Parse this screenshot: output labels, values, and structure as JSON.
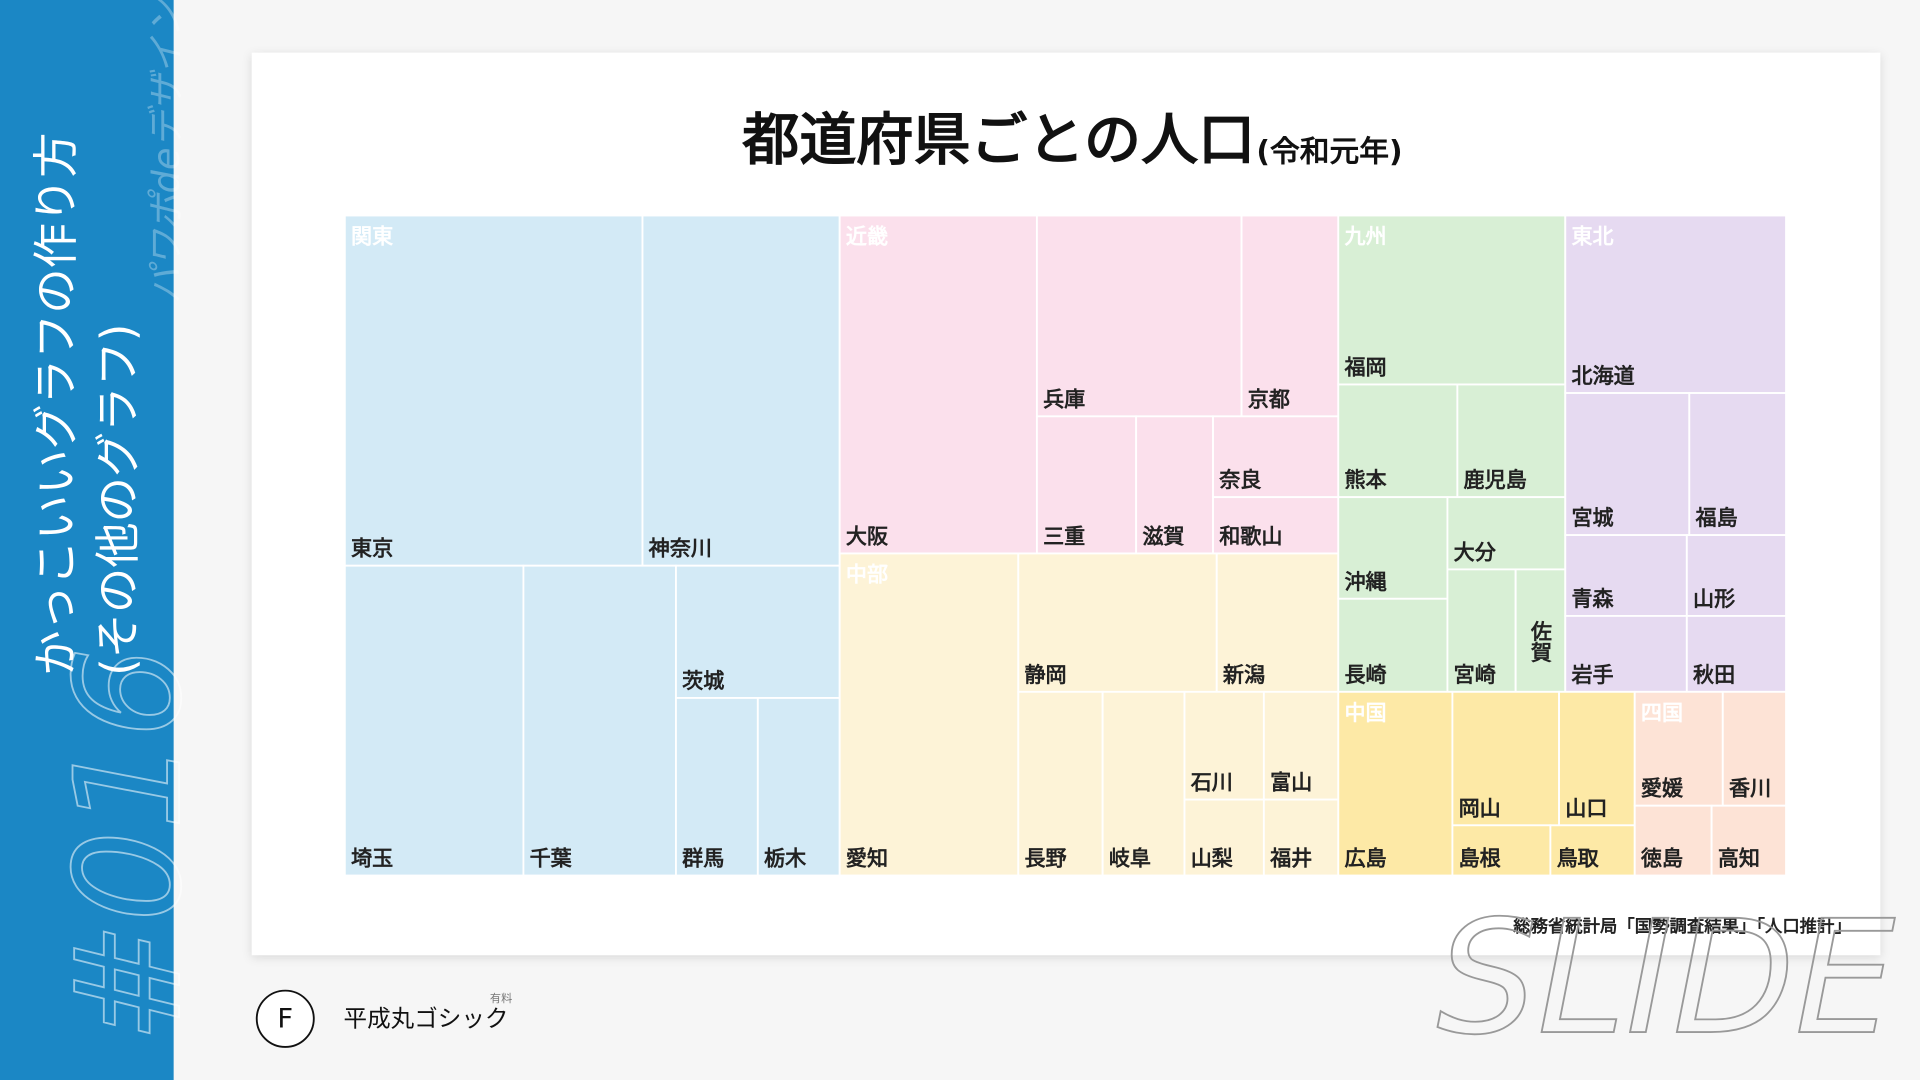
{
  "sidebar": {
    "title": "かっこいいグラフの作り方",
    "subtitle": "(その他のグラフ)",
    "number": "#016",
    "brand": "パワポdeデザイン"
  },
  "slide": {
    "title": "都道府県ごとの人口",
    "title_note": "(令和元年)",
    "source": "総務省統計局「国勢調査結果」「人口推計」",
    "regions": [
      {
        "name": "関東",
        "color": "#d3eaf6",
        "prefectures": [
          "東京",
          "神奈川",
          "埼玉",
          "千葉",
          "茨城",
          "群馬",
          "栃木"
        ]
      },
      {
        "name": "近畿",
        "color": "#fbe0ec",
        "prefectures": [
          "大阪",
          "兵庫",
          "京都",
          "三重",
          "滋賀",
          "奈良",
          "和歌山"
        ]
      },
      {
        "name": "中部",
        "color": "#fdf3d7",
        "prefectures": [
          "愛知",
          "静岡",
          "新潟",
          "長野",
          "岐阜",
          "石川",
          "富山",
          "山梨",
          "福井"
        ]
      },
      {
        "name": "九州",
        "color": "#d8efd5",
        "prefectures": [
          "福岡",
          "熊本",
          "鹿児島",
          "沖縄",
          "大分",
          "長崎",
          "宮崎",
          "佐賀"
        ]
      },
      {
        "name": "東北",
        "color": "#e6daf1",
        "prefectures": [
          "北海道",
          "宮城",
          "福島",
          "青森",
          "山形",
          "岩手",
          "秋田"
        ]
      },
      {
        "name": "中国",
        "color": "#fde9a6",
        "prefectures": [
          "広島",
          "岡山",
          "山口",
          "島根",
          "鳥取"
        ]
      },
      {
        "name": "四国",
        "color": "#fde3d6",
        "prefectures": [
          "愛媛",
          "香川",
          "徳島",
          "高知"
        ]
      }
    ]
  },
  "footer": {
    "font_badge": "F",
    "font_name": "平成丸ゴシック",
    "font_note": "有料",
    "watermark": "SLIDE"
  }
}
════════
● **What the task requires**
Each entry shown above must be quoted exactly, with its pictures left out.

● **Exercise solution**
Parse this screenshot: output labels, values, and structure as JSON.
{
  "sidebar": {
    "title": "かっこいいグラフの作り方",
    "subtitle": "(その他のグラフ)",
    "number": "#016",
    "brand": "パワポdeデザイン"
  },
  "slide": {
    "title": "都道府県ごとの人口",
    "title_note": "(令和元年)",
    "source": "総務省統計局「国勢調査結果」「人口推計」",
    "regions": [
      {
        "name": "関東",
        "color": "#d3eaf6",
        "prefectures": [
          "東京",
          "神奈川",
          "埼玉",
          "千葉",
          "茨城",
          "群馬",
          "栃木"
        ]
      },
      {
        "name": "近畿",
        "color": "#fbe0ec",
        "prefectures": [
          "大阪",
          "兵庫",
          "京都",
          "三重",
          "滋賀",
          "奈良",
          "和歌山"
        ]
      },
      {
        "name": "中部",
        "color": "#fdf3d7",
        "prefectures": [
          "愛知",
          "静岡",
          "新潟",
          "長野",
          "岐阜",
          "石川",
          "富山",
          "山梨",
          "福井"
        ]
      },
      {
        "name": "九州",
        "color": "#d8efd5",
        "prefectures": [
          "福岡",
          "熊本",
          "鹿児島",
          "沖縄",
          "大分",
          "長崎",
          "宮崎",
          "佐賀"
        ]
      },
      {
        "name": "東北",
        "color": "#e6daf1",
        "prefectures": [
          "北海道",
          "宮城",
          "福島",
          "青森",
          "山形",
          "岩手",
          "秋田"
        ]
      },
      {
        "name": "中国",
        "color": "#fde9a6",
        "prefectures": [
          "広島",
          "岡山",
          "山口",
          "島根",
          "鳥取"
        ]
      },
      {
        "name": "四国",
        "color": "#fde3d6",
        "prefectures": [
          "愛媛",
          "香川",
          "徳島",
          "高知"
        ]
      }
    ]
  },
  "footer": {
    "font_badge": "F",
    "font_name": "平成丸ゴシック",
    "font_note": "有料",
    "watermark": "SLIDE"
  }
}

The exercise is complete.